[Stored items from a collection]
※

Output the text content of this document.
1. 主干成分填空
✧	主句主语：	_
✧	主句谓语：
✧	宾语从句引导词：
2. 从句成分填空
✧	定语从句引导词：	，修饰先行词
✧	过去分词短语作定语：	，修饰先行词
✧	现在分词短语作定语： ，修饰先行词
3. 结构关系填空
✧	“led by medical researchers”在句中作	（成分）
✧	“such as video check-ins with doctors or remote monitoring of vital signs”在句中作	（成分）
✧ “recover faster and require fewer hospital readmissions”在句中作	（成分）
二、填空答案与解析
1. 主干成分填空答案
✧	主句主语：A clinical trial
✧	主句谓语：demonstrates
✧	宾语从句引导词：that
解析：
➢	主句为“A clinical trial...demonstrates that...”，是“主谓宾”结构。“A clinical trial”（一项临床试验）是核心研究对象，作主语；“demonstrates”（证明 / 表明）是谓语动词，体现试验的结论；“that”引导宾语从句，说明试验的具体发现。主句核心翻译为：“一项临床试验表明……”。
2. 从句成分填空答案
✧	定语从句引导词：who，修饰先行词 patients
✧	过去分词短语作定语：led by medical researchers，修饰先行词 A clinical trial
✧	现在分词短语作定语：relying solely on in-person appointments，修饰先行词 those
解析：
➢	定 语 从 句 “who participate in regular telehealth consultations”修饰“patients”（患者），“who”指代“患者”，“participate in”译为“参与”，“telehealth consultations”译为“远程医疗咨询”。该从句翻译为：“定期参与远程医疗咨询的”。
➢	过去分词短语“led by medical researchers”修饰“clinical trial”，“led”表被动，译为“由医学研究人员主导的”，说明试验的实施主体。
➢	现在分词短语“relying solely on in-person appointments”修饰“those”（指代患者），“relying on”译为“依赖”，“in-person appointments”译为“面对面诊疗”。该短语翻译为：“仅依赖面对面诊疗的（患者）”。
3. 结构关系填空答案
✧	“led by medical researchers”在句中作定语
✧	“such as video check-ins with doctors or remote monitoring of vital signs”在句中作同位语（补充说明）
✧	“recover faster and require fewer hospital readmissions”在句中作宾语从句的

※

= TASK PROMPT =
Your task is to restate every record word for word.

= EXPECTED ANSWER =
Output the text content of this document.
1. 主干成分填空
✧	主句主语：	_
✧	主句谓语：
✧	宾语从句引导词：
2. 从句成分填空
✧	定语从句引导词：	，修饰先行词
✧	过去分词短语作定语：	，修饰先行词
✧	现在分词短语作定语： ，修饰先行词
3. 结构关系填空
✧	“led by medical researchers”在句中作	（成分）
✧	“such as video check-ins with doctors or remote monitoring of vital signs”在句中作	（成分）
✧ “recover faster and require fewer hospital readmissions”在句中作	（成分）
二、填空答案与解析
1. 主干成分填空答案
✧	主句主语：A clinical trial
✧	主句谓语：demonstrates
✧	宾语从句引导词：that
解析：
➢	主句为“A clinical trial...demonstrates that...”，是“主谓宾”结构。“A clinical trial”（一项临床试验）是核心研究对象，作主语；“demonstrates”（证明 / 表明）是谓语动词，体现试验的结论；“that”引导宾语从句，说明试验的具体发现。主句核心翻译为：“一项临床试验表明……”。
2. 从句成分填空答案
✧	定语从句引导词：who，修饰先行词 patients
✧	过去分词短语作定语：led by medical researchers，修饰先行词 A clinical trial
✧	现在分词短语作定语：relying solely on in-person appointments，修饰先行词 those
解析：
➢	定 语 从 句 “who participate in regular telehealth consultations”修饰“patients”（患者），“who”指代“患者”，“participate in”译为“参与”，“telehealth consultations”译为“远程医疗咨询”。该从句翻译为：“定期参与远程医疗咨询的”。
➢	过去分词短语“led by medical researchers”修饰“clinical trial”，“led”表被动，译为“由医学研究人员主导的”，说明试验的实施主体。
➢	现在分词短语“relying solely on in-person appointments”修饰“those”（指代患者），“relying on”译为“依赖”，“in-person appointments”译为“面对面诊疗”。该短语翻译为：“仅依赖面对面诊疗的（患者）”。
3. 结构关系填空答案
✧	“led by medical researchers”在句中作定语
✧	“such as video check-ins with doctors or remote monitoring of vital signs”在句中作同位语（补充说明）
✧	“recover faster and require fewer hospital readmissions”在句中作宾语从句的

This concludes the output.